Material to process ▸

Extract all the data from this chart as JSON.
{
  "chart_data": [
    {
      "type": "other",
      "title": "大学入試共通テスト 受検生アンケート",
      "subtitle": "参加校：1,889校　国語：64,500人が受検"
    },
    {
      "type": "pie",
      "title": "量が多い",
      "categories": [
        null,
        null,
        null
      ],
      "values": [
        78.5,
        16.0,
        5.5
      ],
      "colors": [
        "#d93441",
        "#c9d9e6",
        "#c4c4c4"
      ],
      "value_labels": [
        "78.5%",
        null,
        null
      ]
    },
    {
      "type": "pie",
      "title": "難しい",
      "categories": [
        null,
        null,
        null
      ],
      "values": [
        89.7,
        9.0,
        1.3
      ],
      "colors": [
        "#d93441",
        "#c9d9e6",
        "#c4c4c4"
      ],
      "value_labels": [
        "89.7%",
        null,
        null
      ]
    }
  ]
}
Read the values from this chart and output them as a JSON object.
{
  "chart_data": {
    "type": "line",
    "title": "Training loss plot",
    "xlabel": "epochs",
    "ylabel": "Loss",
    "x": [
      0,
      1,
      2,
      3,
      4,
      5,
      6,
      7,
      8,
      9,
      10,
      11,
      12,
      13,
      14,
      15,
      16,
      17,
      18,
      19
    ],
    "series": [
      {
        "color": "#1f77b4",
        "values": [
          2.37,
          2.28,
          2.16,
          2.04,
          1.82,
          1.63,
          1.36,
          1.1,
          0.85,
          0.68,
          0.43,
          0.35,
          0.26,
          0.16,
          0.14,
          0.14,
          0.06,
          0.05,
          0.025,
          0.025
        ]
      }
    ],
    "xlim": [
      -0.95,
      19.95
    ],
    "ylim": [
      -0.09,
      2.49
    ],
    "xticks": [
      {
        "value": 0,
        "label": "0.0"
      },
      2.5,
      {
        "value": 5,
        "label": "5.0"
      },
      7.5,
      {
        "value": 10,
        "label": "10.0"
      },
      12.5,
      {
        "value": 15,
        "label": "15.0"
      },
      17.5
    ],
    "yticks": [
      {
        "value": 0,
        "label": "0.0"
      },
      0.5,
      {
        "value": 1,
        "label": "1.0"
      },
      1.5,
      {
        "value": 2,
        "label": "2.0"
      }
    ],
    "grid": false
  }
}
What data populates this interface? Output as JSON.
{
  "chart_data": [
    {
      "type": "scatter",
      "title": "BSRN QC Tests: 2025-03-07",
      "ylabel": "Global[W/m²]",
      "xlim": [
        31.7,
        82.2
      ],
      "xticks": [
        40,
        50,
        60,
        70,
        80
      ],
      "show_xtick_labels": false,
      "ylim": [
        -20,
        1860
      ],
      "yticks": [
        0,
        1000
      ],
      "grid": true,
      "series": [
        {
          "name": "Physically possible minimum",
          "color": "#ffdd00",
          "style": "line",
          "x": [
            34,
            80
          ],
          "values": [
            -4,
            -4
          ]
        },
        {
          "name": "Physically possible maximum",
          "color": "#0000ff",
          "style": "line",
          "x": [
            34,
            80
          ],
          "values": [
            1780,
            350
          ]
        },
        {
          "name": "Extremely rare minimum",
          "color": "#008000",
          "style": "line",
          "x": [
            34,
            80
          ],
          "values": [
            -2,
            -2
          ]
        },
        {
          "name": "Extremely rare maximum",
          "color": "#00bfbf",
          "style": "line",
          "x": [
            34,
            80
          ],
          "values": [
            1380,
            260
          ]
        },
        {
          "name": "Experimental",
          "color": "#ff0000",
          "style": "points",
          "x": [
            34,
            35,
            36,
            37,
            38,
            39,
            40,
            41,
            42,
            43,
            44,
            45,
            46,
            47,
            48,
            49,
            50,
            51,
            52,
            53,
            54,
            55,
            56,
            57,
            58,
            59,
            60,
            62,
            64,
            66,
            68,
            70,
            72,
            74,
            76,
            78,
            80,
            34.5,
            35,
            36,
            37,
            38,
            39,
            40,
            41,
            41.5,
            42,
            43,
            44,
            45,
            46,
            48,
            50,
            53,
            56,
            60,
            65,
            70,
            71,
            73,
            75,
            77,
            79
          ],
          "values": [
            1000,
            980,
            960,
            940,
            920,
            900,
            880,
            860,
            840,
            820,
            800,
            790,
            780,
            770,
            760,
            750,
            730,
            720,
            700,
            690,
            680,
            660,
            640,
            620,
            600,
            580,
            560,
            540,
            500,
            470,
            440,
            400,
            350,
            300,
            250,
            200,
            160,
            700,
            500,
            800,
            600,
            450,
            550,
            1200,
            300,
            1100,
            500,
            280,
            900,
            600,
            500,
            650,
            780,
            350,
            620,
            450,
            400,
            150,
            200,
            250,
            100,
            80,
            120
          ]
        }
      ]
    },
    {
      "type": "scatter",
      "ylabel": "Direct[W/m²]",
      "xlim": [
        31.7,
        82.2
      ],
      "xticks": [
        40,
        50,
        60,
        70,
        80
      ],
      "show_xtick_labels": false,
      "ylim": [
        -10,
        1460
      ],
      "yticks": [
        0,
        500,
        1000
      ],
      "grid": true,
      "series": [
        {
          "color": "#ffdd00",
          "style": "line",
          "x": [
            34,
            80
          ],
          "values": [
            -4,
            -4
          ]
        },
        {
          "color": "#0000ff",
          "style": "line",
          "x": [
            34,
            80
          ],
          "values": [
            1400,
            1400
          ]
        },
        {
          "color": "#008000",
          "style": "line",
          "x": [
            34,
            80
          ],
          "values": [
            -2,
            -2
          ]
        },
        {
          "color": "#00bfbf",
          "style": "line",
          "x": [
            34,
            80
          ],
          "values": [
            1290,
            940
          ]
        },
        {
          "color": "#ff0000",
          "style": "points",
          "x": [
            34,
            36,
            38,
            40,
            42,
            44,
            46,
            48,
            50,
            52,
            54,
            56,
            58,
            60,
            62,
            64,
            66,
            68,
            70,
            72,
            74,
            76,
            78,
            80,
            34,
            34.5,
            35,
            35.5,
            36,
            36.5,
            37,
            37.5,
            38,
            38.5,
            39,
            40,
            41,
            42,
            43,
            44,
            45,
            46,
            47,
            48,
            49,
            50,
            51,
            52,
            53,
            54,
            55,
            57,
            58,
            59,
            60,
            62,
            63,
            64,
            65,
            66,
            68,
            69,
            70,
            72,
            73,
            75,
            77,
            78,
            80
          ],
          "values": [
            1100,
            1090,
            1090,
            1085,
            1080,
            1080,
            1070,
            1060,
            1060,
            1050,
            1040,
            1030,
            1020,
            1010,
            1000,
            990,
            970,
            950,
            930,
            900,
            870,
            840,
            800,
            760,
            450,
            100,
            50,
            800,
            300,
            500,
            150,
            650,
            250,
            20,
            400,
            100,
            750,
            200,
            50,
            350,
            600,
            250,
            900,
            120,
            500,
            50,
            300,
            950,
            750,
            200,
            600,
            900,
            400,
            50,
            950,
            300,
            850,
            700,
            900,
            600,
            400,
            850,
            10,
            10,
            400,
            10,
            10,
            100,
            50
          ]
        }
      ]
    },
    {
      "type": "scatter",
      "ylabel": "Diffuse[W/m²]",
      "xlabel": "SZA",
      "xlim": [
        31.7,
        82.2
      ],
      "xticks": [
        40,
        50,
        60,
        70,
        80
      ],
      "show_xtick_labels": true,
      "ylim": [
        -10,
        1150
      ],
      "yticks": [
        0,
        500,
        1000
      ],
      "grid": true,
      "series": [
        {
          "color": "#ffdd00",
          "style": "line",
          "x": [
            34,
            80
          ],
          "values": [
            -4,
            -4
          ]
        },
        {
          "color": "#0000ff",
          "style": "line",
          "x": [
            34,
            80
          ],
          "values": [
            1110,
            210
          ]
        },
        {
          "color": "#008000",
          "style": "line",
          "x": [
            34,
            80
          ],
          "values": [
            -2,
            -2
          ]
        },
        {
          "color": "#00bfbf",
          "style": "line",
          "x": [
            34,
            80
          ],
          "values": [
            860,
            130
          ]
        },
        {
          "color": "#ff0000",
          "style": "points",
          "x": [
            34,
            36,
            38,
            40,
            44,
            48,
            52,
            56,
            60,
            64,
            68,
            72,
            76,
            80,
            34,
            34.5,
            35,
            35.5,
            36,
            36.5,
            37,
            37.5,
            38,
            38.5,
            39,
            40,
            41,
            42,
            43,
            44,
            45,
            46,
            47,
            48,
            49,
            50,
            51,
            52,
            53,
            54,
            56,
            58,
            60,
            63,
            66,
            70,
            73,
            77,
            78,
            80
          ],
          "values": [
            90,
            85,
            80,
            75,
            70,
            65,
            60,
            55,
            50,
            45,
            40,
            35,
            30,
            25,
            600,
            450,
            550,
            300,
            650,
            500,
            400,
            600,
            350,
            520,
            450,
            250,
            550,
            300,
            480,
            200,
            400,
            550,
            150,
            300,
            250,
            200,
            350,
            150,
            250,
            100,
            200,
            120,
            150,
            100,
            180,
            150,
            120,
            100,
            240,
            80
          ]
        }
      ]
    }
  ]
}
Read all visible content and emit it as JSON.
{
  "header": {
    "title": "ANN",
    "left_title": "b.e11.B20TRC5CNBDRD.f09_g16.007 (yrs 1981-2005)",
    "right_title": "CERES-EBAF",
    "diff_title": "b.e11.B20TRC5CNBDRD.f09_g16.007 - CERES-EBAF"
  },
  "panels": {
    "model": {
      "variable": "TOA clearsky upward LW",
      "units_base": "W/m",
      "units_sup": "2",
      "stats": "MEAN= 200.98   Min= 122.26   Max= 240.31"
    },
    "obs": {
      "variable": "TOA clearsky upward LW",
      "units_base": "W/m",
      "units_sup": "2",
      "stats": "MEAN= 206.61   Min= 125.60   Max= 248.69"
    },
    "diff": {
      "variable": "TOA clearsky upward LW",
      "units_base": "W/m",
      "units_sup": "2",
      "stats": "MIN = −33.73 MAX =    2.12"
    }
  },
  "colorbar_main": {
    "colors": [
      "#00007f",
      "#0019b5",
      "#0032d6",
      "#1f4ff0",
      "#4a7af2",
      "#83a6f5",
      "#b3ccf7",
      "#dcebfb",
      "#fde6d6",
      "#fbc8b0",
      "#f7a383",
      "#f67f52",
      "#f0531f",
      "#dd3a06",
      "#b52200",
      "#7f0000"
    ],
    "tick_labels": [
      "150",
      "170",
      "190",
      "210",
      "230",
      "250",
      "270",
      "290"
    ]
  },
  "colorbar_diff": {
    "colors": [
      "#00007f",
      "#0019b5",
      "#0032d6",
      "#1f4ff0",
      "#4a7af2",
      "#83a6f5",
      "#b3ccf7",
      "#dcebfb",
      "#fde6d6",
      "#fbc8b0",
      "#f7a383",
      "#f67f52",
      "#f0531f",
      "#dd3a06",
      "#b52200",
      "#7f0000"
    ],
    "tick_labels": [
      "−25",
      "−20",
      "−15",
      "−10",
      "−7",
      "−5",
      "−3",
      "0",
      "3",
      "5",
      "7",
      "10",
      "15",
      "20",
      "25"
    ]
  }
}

Problem requirements ▸ Extract, unchanged, the closing run of lines that opens with the line containing "Read all visible content and emit it as JSON." and ends with the last line.

Final result ▸
Read all visible content and emit it as JSON.
{
  "header": {
    "title": "ANN",
    "left_title": "b.e11.B20TRC5CNBDRD.f09_g16.007 (yrs 1981-2005)",
    "right_title": "CERES-EBAF",
    "diff_title": "b.e11.B20TRC5CNBDRD.f09_g16.007 - CERES-EBAF"
  },
  "panels": {
    "model": {
      "variable": "TOA clearsky upward LW",
      "units_base": "W/m",
      "units_sup": "2",
      "stats": "MEAN= 200.98   Min= 122.26   Max= 240.31"
    },
    "obs": {
      "variable": "TOA clearsky upward LW",
      "units_base": "W/m",
      "units_sup": "2",
      "stats": "MEAN= 206.61   Min= 125.60   Max= 248.69"
    },
    "diff": {
      "variable": "TOA clearsky upward LW",
      "units_base": "W/m",
      "units_sup": "2",
      "stats": "MIN = −33.73 MAX =    2.12"
    }
  },
  "colorbar_main": {
    "colors": [
      "#00007f",
      "#0019b5",
      "#0032d6",
      "#1f4ff0",
      "#4a7af2",
      "#83a6f5",
      "#b3ccf7",
      "#dcebfb",
      "#fde6d6",
      "#fbc8b0",
      "#f7a383",
      "#f67f52",
      "#f0531f",
      "#dd3a06",
      "#b52200",
      "#7f0000"
    ],
    "tick_labels": [
      "150",
      "170",
      "190",
      "210",
      "230",
      "250",
      "270",
      "290"
    ]
  },
  "colorbar_diff": {
    "colors": [
      "#00007f",
      "#0019b5",
      "#0032d6",
      "#1f4ff0",
      "#4a7af2",
      "#83a6f5",
      "#b3ccf7",
      "#dcebfb",
      "#fde6d6",
      "#fbc8b0",
      "#f7a383",
      "#f67f52",
      "#f0531f",
      "#dd3a06",
      "#b52200",
      "#7f0000"
    ],
    "tick_labels": [
      "−25",
      "−20",
      "−15",
      "−10",
      "−7",
      "−5",
      "−3",
      "0",
      "3",
      "5",
      "7",
      "10",
      "15",
      "20",
      "25"
    ]
  }
}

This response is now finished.